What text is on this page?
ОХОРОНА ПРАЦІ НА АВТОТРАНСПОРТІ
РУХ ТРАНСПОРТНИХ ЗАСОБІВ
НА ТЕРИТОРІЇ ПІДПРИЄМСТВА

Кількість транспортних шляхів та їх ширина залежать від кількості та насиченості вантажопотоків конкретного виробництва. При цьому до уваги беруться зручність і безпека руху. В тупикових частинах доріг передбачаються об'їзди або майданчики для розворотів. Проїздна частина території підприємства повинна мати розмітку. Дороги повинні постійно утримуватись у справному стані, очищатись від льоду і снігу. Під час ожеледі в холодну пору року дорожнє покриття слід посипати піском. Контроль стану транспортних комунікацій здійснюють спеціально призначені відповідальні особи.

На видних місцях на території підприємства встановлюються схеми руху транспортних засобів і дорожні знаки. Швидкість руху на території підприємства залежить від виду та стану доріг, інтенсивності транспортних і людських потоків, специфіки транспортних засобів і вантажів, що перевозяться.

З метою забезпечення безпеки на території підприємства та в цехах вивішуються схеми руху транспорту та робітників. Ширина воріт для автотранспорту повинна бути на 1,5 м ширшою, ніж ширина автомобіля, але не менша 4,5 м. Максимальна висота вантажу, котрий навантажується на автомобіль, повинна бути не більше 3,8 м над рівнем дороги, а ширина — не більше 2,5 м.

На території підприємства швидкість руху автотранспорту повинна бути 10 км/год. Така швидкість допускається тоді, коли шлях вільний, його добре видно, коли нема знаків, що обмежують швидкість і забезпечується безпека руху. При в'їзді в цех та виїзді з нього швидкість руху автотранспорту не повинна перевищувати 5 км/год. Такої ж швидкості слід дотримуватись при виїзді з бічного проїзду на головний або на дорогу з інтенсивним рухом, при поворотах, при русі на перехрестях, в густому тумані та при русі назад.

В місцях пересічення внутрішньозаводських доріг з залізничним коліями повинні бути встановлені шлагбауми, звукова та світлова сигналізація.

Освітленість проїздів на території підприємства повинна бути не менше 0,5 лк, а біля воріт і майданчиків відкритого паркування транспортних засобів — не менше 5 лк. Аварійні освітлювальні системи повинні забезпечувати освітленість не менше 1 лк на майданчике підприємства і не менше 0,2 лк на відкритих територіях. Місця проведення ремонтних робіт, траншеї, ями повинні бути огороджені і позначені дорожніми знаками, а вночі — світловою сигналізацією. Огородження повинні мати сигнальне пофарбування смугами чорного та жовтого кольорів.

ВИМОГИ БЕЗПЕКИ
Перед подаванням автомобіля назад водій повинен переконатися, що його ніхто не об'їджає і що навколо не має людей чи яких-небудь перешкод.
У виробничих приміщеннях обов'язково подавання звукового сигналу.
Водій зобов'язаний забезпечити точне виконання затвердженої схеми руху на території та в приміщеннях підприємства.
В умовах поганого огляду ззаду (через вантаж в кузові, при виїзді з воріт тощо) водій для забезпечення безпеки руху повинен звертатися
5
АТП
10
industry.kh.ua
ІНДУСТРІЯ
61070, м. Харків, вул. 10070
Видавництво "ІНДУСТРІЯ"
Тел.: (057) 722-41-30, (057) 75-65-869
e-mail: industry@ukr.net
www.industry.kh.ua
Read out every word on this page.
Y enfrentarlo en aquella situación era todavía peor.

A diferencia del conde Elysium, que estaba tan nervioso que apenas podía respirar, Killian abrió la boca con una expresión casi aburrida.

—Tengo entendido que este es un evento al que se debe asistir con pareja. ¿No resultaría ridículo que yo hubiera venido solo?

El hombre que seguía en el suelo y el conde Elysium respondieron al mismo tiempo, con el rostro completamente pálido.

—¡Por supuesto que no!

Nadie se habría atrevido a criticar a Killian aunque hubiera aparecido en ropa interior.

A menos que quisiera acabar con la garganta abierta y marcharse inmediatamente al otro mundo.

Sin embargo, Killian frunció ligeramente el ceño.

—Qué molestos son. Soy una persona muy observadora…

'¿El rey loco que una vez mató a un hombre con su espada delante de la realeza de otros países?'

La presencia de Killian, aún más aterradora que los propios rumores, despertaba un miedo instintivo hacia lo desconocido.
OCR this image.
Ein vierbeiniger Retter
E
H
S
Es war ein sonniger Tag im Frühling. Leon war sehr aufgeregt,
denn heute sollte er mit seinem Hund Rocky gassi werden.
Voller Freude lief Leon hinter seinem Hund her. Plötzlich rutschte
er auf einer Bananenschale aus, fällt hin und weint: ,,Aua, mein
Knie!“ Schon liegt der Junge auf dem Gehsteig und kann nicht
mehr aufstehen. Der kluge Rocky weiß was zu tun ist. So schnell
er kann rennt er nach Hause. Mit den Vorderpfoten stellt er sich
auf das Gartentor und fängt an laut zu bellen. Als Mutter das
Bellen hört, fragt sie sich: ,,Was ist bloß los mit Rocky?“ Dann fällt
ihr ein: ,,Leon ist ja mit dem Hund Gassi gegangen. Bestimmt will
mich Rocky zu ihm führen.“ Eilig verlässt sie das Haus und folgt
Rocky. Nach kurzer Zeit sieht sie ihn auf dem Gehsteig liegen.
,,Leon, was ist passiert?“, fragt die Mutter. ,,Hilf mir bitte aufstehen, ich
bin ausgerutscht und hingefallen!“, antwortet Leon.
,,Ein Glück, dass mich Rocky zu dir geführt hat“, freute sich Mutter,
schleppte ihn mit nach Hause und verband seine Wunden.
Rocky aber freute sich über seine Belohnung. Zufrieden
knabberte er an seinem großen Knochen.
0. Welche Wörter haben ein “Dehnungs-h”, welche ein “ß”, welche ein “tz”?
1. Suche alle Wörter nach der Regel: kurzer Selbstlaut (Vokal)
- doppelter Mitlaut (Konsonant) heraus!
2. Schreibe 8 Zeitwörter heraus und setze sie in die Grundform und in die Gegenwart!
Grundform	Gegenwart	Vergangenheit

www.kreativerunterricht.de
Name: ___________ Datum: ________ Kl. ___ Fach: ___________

============

[Stated goal] Each entry above is to be printed again exactly.

[The completed task]
What text is on this page?
ОХОРОНА ПРАЦІ НА АВТОТРАНСПОРТІ
РУХ ТРАНСПОРТНИХ ЗАСОБІВ
НА ТЕРИТОРІЇ ПІДПРИЄМСТВА

Кількість транспортних шляхів та їх ширина залежать від кількості та насиченості вантажопотоків конкретного виробництва. При цьому до уваги беруться зручність і безпека руху. В тупикових частинах доріг передбачаються об'їзди або майданчики для розворотів. Проїздна частина території підприємства повинна мати розмітку. Дороги повинні постійно утримуватись у справному стані, очищатись від льоду і снігу. Під час ожеледі в холодну пору року дорожнє покриття слід посипати піском. Контроль стану транспортних комунікацій здійснюють спеціально призначені відповідальні особи.

На видних місцях на території підприємства встановлюються схеми руху транспортних засобів і дорожні знаки. Швидкість руху на території підприємства залежить від виду та стану доріг, інтенсивності транспортних і людських потоків, специфіки транспортних засобів і вантажів, що перевозяться.

З метою забезпечення безпеки на території підприємства та в цехах вивішуються схеми руху транспорту та робітників. Ширина воріт для автотранспорту повинна бути на 1,5 м ширшою, ніж ширина автомобіля, але не менша 4,5 м. Максимальна висота вантажу, котрий навантажується на автомобіль, повинна бути не більше 3,8 м над рівнем дороги, а ширина — не більше 2,5 м.

На території підприємства швидкість руху автотранспорту повинна бути 10 км/год. Така швидкість допускається тоді, коли шлях вільний, його добре видно, коли нема знаків, що обмежують швидкість і забезпечується безпека руху. При в'їзді в цех та виїзді з нього швидкість руху автотранспорту не повинна перевищувати 5 км/год. Такої ж швидкості слід дотримуватись при виїзді з бічного проїзду на головний або на дорогу з інтенсивним рухом, при поворотах, при русі на перехрестях, в густому тумані та при русі назад.

В місцях пересічення внутрішньозаводських доріг з залізничним коліями повинні бути встановлені шлагбауми, звукова та світлова сигналізація.

Освітленість проїздів на території підприємства повинна бути не менше 0,5 лк, а біля воріт і майданчиків відкритого паркування транспортних засобів — не менше 5 лк. Аварійні освітлювальні системи повинні забезпечувати освітленість не менше 1 лк на майданчике підприємства і не менше 0,2 лк на відкритих територіях. Місця проведення ремонтних робіт, траншеї, ями повинні бути огороджені і позначені дорожніми знаками, а вночі — світловою сигналізацією. Огородження повинні мати сигнальне пофарбування смугами чорного та жовтого кольорів.

ВИМОГИ БЕЗПЕКИ
Перед подаванням автомобіля назад водій повинен переконатися, що його ніхто не об'їджає і що навколо не має людей чи яких-небудь перешкод.
У виробничих приміщеннях обов'язково подавання звукового сигналу.
Водій зобов'язаний забезпечити точне виконання затвердженої схеми руху на території та в приміщеннях підприємства.
В умовах поганого огляду ззаду (через вантаж в кузові, при виїзді з воріт тощо) водій для забезпечення безпеки руху повинен звертатися
5
АТП
10
industry.kh.ua
ІНДУСТРІЯ
61070, м. Харків, вул. 10070
Видавництво "ІНДУСТРІЯ"
Тел.: (057) 722-41-30, (057) 75-65-869
e-mail: industry@ukr.net
www.industry.kh.ua
Read out every word on this page.
Y enfrentarlo en aquella situación era todavía peor.

A diferencia del conde Elysium, que estaba tan nervioso que apenas podía respirar, Killian abrió la boca con una expresión casi aburrida.

—Tengo entendido que este es un evento al que se debe asistir con pareja. ¿No resultaría ridículo que yo hubiera venido solo?

El hombre que seguía en el suelo y el conde Elysium respondieron al mismo tiempo, con el rostro completamente pálido.

—¡Por supuesto que no!

Nadie se habría atrevido a criticar a Killian aunque hubiera aparecido en ropa interior.

A menos que quisiera acabar con la garganta abierta y marcharse inmediatamente al otro mundo.

Sin embargo, Killian frunció ligeramente el ceño.

—Qué molestos son. Soy una persona muy observadora…

'¿El rey loco que una vez mató a un hombre con su espada delante de la realeza de otros países?'

La presencia de Killian, aún más aterradora que los propios rumores, despertaba un miedo instintivo hacia lo desconocido.
OCR this image.
Ein vierbeiniger Retter
E
H
S
Es war ein sonniger Tag im Frühling. Leon war sehr aufgeregt,
denn heute sollte er mit seinem Hund Rocky gassi werden.
Voller Freude lief Leon hinter seinem Hund her. Plötzlich rutschte
er auf einer Bananenschale aus, fällt hin und weint: ,,Aua, mein
Knie!“ Schon liegt der Junge auf dem Gehsteig und kann nicht
mehr aufstehen. Der kluge Rocky weiß was zu tun ist. So schnell
er kann rennt er nach Hause. Mit den Vorderpfoten stellt er sich
auf das Gartentor und fängt an laut zu bellen. Als Mutter das
Bellen hört, fragt sie sich: ,,Was ist bloß los mit Rocky?“ Dann fällt
ihr ein: ,,Leon ist ja mit dem Hund Gassi gegangen. Bestimmt will
mich Rocky zu ihm führen.“ Eilig verlässt sie das Haus und folgt
Rocky. Nach kurzer Zeit sieht sie ihn auf dem Gehsteig liegen.
,,Leon, was ist passiert?“, fragt die Mutter. ,,Hilf mir bitte aufstehen, ich
bin ausgerutscht und hingefallen!“, antwortet Leon.
,,Ein Glück, dass mich Rocky zu dir geführt hat“, freute sich Mutter,
schleppte ihn mit nach Hause und verband seine Wunden.
Rocky aber freute sich über seine Belohnung. Zufrieden
knabberte er an seinem großen Knochen.
0. Welche Wörter haben ein “Dehnungs-h”, welche ein “ß”, welche ein “tz”?
1. Suche alle Wörter nach der Regel: kurzer Selbstlaut (Vokal)
- doppelter Mitlaut (Konsonant) heraus!
2. Schreibe 8 Zeitwörter heraus und setze sie in die Grundform und in die Gegenwart!
Grundform	Gegenwart	Vergangenheit

www.kreativerunterricht.de
Name: ___________ Datum: ________ Kl. ___ Fach: ___________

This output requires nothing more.